REQUIREMENT:
Give the records again, every one, exactly.

MATERIALS PROVIDED:
····················

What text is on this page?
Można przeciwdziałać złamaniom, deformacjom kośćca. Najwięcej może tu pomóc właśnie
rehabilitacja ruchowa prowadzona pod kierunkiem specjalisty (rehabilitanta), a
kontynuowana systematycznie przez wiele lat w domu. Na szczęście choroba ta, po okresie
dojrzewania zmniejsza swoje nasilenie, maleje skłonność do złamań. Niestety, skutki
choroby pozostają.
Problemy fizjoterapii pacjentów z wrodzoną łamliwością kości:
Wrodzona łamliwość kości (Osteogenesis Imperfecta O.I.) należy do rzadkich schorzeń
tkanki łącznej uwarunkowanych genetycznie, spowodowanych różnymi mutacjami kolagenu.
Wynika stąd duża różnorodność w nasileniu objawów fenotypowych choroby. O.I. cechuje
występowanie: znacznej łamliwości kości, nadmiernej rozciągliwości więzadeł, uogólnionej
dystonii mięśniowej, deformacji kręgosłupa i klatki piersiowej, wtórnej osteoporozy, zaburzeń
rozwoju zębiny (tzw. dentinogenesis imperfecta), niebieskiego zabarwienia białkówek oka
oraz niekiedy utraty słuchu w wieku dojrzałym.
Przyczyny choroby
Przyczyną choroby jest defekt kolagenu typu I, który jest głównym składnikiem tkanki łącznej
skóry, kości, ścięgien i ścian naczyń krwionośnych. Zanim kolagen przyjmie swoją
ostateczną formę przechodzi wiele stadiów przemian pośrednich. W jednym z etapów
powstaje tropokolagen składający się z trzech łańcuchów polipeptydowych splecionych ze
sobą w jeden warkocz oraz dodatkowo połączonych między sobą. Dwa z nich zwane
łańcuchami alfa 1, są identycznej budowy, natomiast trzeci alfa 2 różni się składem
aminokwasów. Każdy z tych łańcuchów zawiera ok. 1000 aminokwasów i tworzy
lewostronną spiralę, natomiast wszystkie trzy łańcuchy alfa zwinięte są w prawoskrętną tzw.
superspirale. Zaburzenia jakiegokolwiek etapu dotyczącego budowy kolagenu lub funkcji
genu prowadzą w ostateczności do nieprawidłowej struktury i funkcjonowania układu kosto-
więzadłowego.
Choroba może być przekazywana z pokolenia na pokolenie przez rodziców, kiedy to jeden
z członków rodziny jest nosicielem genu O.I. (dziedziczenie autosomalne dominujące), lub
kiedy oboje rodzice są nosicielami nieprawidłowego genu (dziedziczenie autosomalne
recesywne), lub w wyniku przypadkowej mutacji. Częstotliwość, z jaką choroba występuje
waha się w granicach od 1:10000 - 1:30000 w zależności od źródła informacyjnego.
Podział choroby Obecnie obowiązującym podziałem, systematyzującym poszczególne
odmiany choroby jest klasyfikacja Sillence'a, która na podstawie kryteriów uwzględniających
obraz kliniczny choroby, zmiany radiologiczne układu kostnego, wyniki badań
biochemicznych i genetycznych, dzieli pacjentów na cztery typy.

····················

WRITTEN ANSWER:
What text is on this page?
Można przeciwdziałać złamaniom, deformacjom kośćca. Najwięcej może tu pomóc właśnie
rehabilitacja ruchowa prowadzona pod kierunkiem specjalisty (rehabilitanta), a
kontynuowana systematycznie przez wiele lat w domu. Na szczęście choroba ta, po okresie
dojrzewania zmniejsza swoje nasilenie, maleje skłonność do złamań. Niestety, skutki
choroby pozostają.
Problemy fizjoterapii pacjentów z wrodzoną łamliwością kości:
Wrodzona łamliwość kości (Osteogenesis Imperfecta O.I.) należy do rzadkich schorzeń
tkanki łącznej uwarunkowanych genetycznie, spowodowanych różnymi mutacjami kolagenu.
Wynika stąd duża różnorodność w nasileniu objawów fenotypowych choroby. O.I. cechuje
występowanie: znacznej łamliwości kości, nadmiernej rozciągliwości więzadeł, uogólnionej
dystonii mięśniowej, deformacji kręgosłupa i klatki piersiowej, wtórnej osteoporozy, zaburzeń
rozwoju zębiny (tzw. dentinogenesis imperfecta), niebieskiego zabarwienia białkówek oka
oraz niekiedy utraty słuchu w wieku dojrzałym.
Przyczyny choroby
Przyczyną choroby jest defekt kolagenu typu I, który jest głównym składnikiem tkanki łącznej
skóry, kości, ścięgien i ścian naczyń krwionośnych. Zanim kolagen przyjmie swoją
ostateczną formę przechodzi wiele stadiów przemian pośrednich. W jednym z etapów
powstaje tropokolagen składający się z trzech łańcuchów polipeptydowych splecionych ze
sobą w jeden warkocz oraz dodatkowo połączonych między sobą. Dwa z nich zwane
łańcuchami alfa 1, są identycznej budowy, natomiast trzeci alfa 2 różni się składem
aminokwasów. Każdy z tych łańcuchów zawiera ok. 1000 aminokwasów i tworzy
lewostronną spiralę, natomiast wszystkie trzy łańcuchy alfa zwinięte są w prawoskrętną tzw.
superspirale. Zaburzenia jakiegokolwiek etapu dotyczącego budowy kolagenu lub funkcji
genu prowadzą w ostateczności do nieprawidłowej struktury i funkcjonowania układu kosto-
więzadłowego.
Choroba może być przekazywana z pokolenia na pokolenie przez rodziców, kiedy to jeden
z członków rodziny jest nosicielem genu O.I. (dziedziczenie autosomalne dominujące), lub
kiedy oboje rodzice są nosicielami nieprawidłowego genu (dziedziczenie autosomalne
recesywne), lub w wyniku przypadkowej mutacji. Częstotliwość, z jaką choroba występuje
waha się w granicach od 1:10000 - 1:30000 w zależności od źródła informacyjnego.
Podział choroby Obecnie obowiązującym podziałem, systematyzującym poszczególne
odmiany choroby jest klasyfikacja Sillence'a, która na podstawie kryteriów uwzględniających
obraz kliniczny choroby, zmiany radiologiczne układu kostnego, wyniki badań
biochemicznych i genetycznych, dzieli pacjentów na cztery typy.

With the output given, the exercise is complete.